Prompt: Quote, verbatim, all material below, without pictures.

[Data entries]
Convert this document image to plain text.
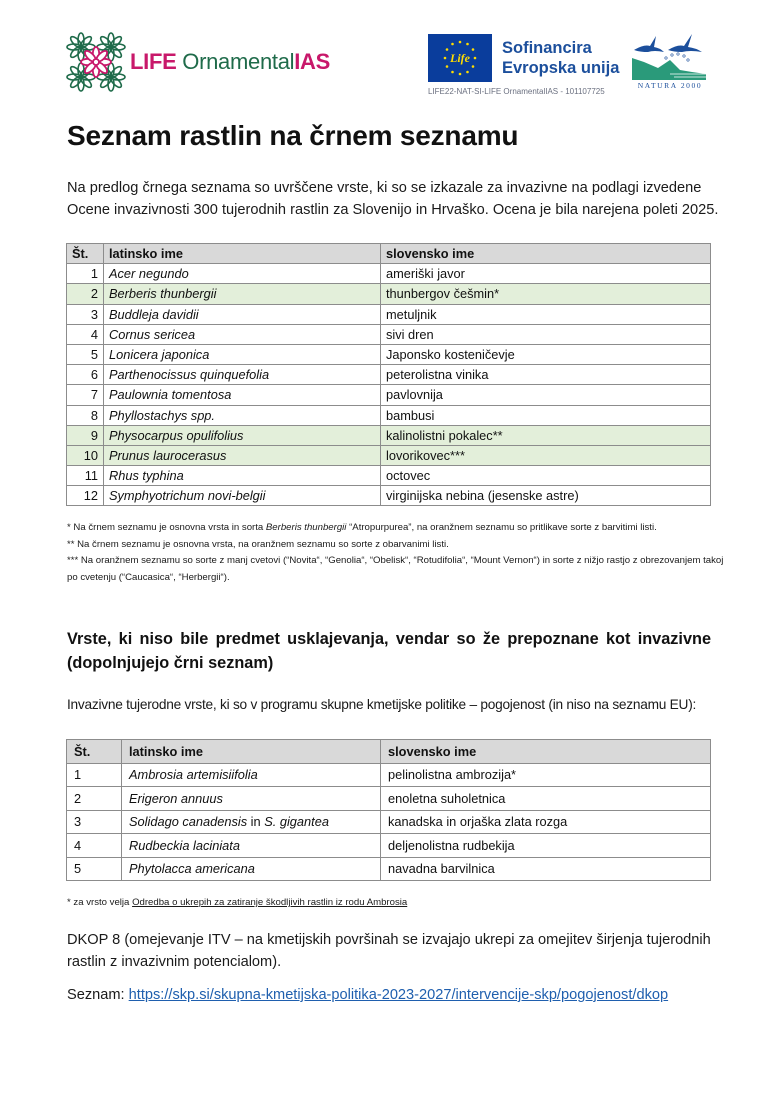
LIFE OrnamentalIAS	Life
Sofinancira
Evropska unija
LIFE22-NAT-SI-LIFE OrnamentalIAS - 101107725
NATURA 2000
Seznam rastlin na črnem seznamu
Na predlog črnega seznama so uvrščene vrste, ki so se izkazale za invazivne na podlagi izvedene Ocene invazivnosti 300 tujerodnih rastlin za Slovenijo in Hrvaško. Ocena je bila narejena poleti 2025.
Št.	latinsko ime	slovensko ime
1	Acer negundo	ameriški javor
2	Berberis thunbergii	thunbergov češmin*
3	Buddleja davidii	metuljnik
4	Cornus sericea	sivi dren
5	Lonicera japonica	Japonsko kosteničevje
6	Parthenocissus quinquefolia	peterolistna vinika
7	Paulownia tomentosa	pavlovnija
8	Phyllostachys spp.	bambusi
9	Physocarpus opulifolius	kalinolistni pokalec**
10	Prunus laurocerasus	lovorikovec***
11	Rhus typhina	octovec
12	Symphyotrichum novi-belgii	virginijska nebina (jesenske astre)
* Na črnem seznamu je osnovna vrsta in sorta Berberis thunbergii “Atropurpurea”, na oranžnem seznamu so pritlikave sorte z barvitimi listi.
** Na črnem seznamu je osnovna vrsta, na oranžnem seznamu so sorte z obarvanimi listi.
*** Na oranžnem seznamu so sorte z manj cvetovi (“Novita“, “Genolia“, “Obelisk“, “Rotudifolia“, “Mount Vernon“) in sorte z nižjo rastjo z obrezovanjem takoj po cvetenju (“Caucasica“, “Herbergii“).
Vrste, ki niso bile predmet usklajevanja, vendar so že prepoznane kot invazivne (dopolnjujejo črni seznam)
Invazivne tujerodne vrste, ki so v programu skupne kmetijske politike – pogojenost (in niso na seznamu EU):
Št.	latinsko ime	slovensko ime
1	Ambrosia artemisiifolia	pelinolistna ambrozija*
2	Erigeron annuus	enoletna suholetnica
3	Solidago canadensis in S. gigantea	kanadska in orjaška zlata rozga
4	Rudbeckia laciniata	deljenolistna rudbekija
5	Phytolacca americana	navadna barvilnica
* za vrsto velja Odredba o ukrepih za zatiranje škodljivih rastlin iz rodu Ambrosia
DKOP 8 (omejevanje ITV – na kmetijskih površinah se izvajajo ukrepi za omejitev širjenja tujerodnih rastlin z invazivnim potencialom).
Seznam: https://skp.si/skupna-kmetijska-politika-2023-2027/intervencije-skp/pogojenost/dkop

Written solution:
Convert this document image to plain text.
LIFE OrnamentalIAS	Life
Sofinancira
Evropska unija
LIFE22-NAT-SI-LIFE OrnamentalIAS - 101107725
NATURA 2000
Seznam rastlin na črnem seznamu
Na predlog črnega seznama so uvrščene vrste, ki so se izkazale za invazivne na podlagi izvedene Ocene invazivnosti 300 tujerodnih rastlin za Slovenijo in Hrvaško. Ocena je bila narejena poleti 2025.
Št.	latinsko ime	slovensko ime
1	Acer negundo	ameriški javor
2	Berberis thunbergii	thunbergov češmin*
3	Buddleja davidii	metuljnik
4	Cornus sericea	sivi dren
5	Lonicera japonica	Japonsko kosteničevje
6	Parthenocissus quinquefolia	peterolistna vinika
7	Paulownia tomentosa	pavlovnija
8	Phyllostachys spp.	bambusi
9	Physocarpus opulifolius	kalinolistni pokalec**
10	Prunus laurocerasus	lovorikovec***
11	Rhus typhina	octovec
12	Symphyotrichum novi-belgii	virginijska nebina (jesenske astre)
* Na črnem seznamu je osnovna vrsta in sorta Berberis thunbergii “Atropurpurea”, na oranžnem seznamu so pritlikave sorte z barvitimi listi.
** Na črnem seznamu je osnovna vrsta, na oranžnem seznamu so sorte z obarvanimi listi.
*** Na oranžnem seznamu so sorte z manj cvetovi (“Novita“, “Genolia“, “Obelisk“, “Rotudifolia“, “Mount Vernon“) in sorte z nižjo rastjo z obrezovanjem takoj po cvetenju (“Caucasica“, “Herbergii“).
Vrste, ki niso bile predmet usklajevanja, vendar so že prepoznane kot invazivne (dopolnjujejo črni seznam)
Invazivne tujerodne vrste, ki so v programu skupne kmetijske politike – pogojenost (in niso na seznamu EU):
Št.	latinsko ime	slovensko ime
1	Ambrosia artemisiifolia	pelinolistna ambrozija*
2	Erigeron annuus	enoletna suholetnica
3	Solidago canadensis in S. gigantea	kanadska in orjaška zlata rozga
4	Rudbeckia laciniata	deljenolistna rudbekija
5	Phytolacca americana	navadna barvilnica
* za vrsto velja Odredba o ukrepih za zatiranje škodljivih rastlin iz rodu Ambrosia
DKOP 8 (omejevanje ITV – na kmetijskih površinah se izvajajo ukrepi za omejitev širjenja tujerodnih rastlin z invazivnim potencialom).
Seznam: https://skp.si/skupna-kmetijska-politika-2023-2027/intervencije-skp/pogojenost/dkop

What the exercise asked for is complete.